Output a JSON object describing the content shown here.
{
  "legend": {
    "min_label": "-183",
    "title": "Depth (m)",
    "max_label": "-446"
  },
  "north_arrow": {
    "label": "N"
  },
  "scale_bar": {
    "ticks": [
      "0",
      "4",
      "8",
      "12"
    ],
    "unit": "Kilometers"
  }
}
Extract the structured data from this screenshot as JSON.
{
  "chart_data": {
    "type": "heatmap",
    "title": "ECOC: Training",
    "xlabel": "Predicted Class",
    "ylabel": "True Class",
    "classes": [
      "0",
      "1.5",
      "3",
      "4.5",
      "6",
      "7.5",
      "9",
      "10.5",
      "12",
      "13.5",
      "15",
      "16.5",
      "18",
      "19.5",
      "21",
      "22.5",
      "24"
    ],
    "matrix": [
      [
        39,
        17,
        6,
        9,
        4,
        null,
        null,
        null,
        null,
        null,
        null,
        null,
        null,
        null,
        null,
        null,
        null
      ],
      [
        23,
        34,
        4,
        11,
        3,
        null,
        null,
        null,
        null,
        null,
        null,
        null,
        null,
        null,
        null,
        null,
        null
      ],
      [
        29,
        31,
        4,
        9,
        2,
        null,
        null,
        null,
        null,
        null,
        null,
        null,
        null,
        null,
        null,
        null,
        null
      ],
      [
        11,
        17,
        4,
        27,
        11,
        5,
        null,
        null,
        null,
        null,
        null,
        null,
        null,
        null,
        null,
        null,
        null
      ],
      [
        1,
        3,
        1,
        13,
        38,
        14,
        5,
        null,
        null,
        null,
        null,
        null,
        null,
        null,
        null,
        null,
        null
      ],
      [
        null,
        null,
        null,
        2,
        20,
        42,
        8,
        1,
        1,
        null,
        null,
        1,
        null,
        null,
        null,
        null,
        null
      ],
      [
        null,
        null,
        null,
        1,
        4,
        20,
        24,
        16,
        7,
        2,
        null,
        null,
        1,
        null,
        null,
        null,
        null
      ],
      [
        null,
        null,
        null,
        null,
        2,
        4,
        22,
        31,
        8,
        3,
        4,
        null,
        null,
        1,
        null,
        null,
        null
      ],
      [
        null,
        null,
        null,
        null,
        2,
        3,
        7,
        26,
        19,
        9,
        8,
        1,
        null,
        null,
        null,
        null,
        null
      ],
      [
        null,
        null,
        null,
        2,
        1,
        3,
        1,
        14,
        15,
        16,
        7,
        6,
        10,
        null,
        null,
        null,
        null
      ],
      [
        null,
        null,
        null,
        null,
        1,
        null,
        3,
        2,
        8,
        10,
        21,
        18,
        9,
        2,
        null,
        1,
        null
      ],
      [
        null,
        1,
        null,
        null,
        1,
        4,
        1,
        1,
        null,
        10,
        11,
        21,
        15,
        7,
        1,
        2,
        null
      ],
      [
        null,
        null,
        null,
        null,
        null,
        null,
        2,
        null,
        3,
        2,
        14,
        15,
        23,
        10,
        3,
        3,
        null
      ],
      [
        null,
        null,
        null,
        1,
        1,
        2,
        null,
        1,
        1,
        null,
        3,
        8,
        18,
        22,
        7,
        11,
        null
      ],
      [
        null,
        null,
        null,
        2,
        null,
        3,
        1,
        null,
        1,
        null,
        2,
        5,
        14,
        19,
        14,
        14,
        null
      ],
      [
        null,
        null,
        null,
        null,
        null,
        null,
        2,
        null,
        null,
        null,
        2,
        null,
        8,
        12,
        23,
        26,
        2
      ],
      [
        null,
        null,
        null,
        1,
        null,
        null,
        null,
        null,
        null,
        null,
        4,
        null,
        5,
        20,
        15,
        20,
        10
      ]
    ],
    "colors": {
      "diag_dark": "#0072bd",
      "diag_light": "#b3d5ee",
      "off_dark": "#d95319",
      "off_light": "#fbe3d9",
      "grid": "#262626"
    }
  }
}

*****

_Exercise instructions_
Copy each record from above without leaving any out.

_Expected answer_
Output a JSON object describing the content shown here.
{
  "legend": {
    "min_label": "-183",
    "title": "Depth (m)",
    "max_label": "-446"
  },
  "north_arrow": {
    "label": "N"
  },
  "scale_bar": {
    "ticks": [
      "0",
      "4",
      "8",
      "12"
    ],
    "unit": "Kilometers"
  }
}
Extract the structured data from this screenshot as JSON.
{
  "chart_data": {
    "type": "heatmap",
    "title": "ECOC: Training",
    "xlabel": "Predicted Class",
    "ylabel": "True Class",
    "classes": [
      "0",
      "1.5",
      "3",
      "4.5",
      "6",
      "7.5",
      "9",
      "10.5",
      "12",
      "13.5",
      "15",
      "16.5",
      "18",
      "19.5",
      "21",
      "22.5",
      "24"
    ],
    "matrix": [
      [
        39,
        17,
        6,
        9,
        4,
        null,
        null,
        null,
        null,
        null,
        null,
        null,
        null,
        null,
        null,
        null,
        null
      ],
      [
        23,
        34,
        4,
        11,
        3,
        null,
        null,
        null,
        null,
        null,
        null,
        null,
        null,
        null,
        null,
        null,
        null
      ],
      [
        29,
        31,
        4,
        9,
        2,
        null,
        null,
        null,
        null,
        null,
        null,
        null,
        null,
        null,
        null,
        null,
        null
      ],
      [
        11,
        17,
        4,
        27,
        11,
        5,
        null,
        null,
        null,
        null,
        null,
        null,
        null,
        null,
        null,
        null,
        null
      ],
      [
        1,
        3,
        1,
        13,
        38,
        14,
        5,
        null,
        null,
        null,
        null,
        null,
        null,
        null,
        null,
        null,
        null
      ],
      [
        null,
        null,
        null,
        2,
        20,
        42,
        8,
        1,
        1,
        null,
        null,
        1,
        null,
        null,
        null,
        null,
        null
      ],
      [
        null,
        null,
        null,
        1,
        4,
        20,
        24,
        16,
        7,
        2,
        null,
        null,
        1,
        null,
        null,
        null,
        null
      ],
      [
        null,
        null,
        null,
        null,
        2,
        4,
        22,
        31,
        8,
        3,
        4,
        null,
        null,
        1,
        null,
        null,
        null
      ],
      [
        null,
        null,
        null,
        null,
        2,
        3,
        7,
        26,
        19,
        9,
        8,
        1,
        null,
        null,
        null,
        null,
        null
      ],
      [
        null,
        null,
        null,
        2,
        1,
        3,
        1,
        14,
        15,
        16,
        7,
        6,
        10,
        null,
        null,
        null,
        null
      ],
      [
        null,
        null,
        null,
        null,
        1,
        null,
        3,
        2,
        8,
        10,
        21,
        18,
        9,
        2,
        null,
        1,
        null
      ],
      [
        null,
        1,
        null,
        null,
        1,
        4,
        1,
        1,
        null,
        10,
        11,
        21,
        15,
        7,
        1,
        2,
        null
      ],
      [
        null,
        null,
        null,
        null,
        null,
        null,
        2,
        null,
        3,
        2,
        14,
        15,
        23,
        10,
        3,
        3,
        null
      ],
      [
        null,
        null,
        null,
        1,
        1,
        2,
        null,
        1,
        1,
        null,
        3,
        8,
        18,
        22,
        7,
        11,
        null
      ],
      [
        null,
        null,
        null,
        2,
        null,
        3,
        1,
        null,
        1,
        null,
        2,
        5,
        14,
        19,
        14,
        14,
        null
      ],
      [
        null,
        null,
        null,
        null,
        null,
        null,
        2,
        null,
        null,
        null,
        2,
        null,
        8,
        12,
        23,
        26,
        2
      ],
      [
        null,
        null,
        null,
        1,
        null,
        null,
        null,
        null,
        null,
        null,
        4,
        null,
        5,
        20,
        15,
        20,
        10
      ]
    ],
    "colors": {
      "diag_dark": "#0072bd",
      "diag_light": "#b3d5ee",
      "off_dark": "#d95319",
      "off_light": "#fbe3d9",
      "grid": "#262626"
    }
  }
}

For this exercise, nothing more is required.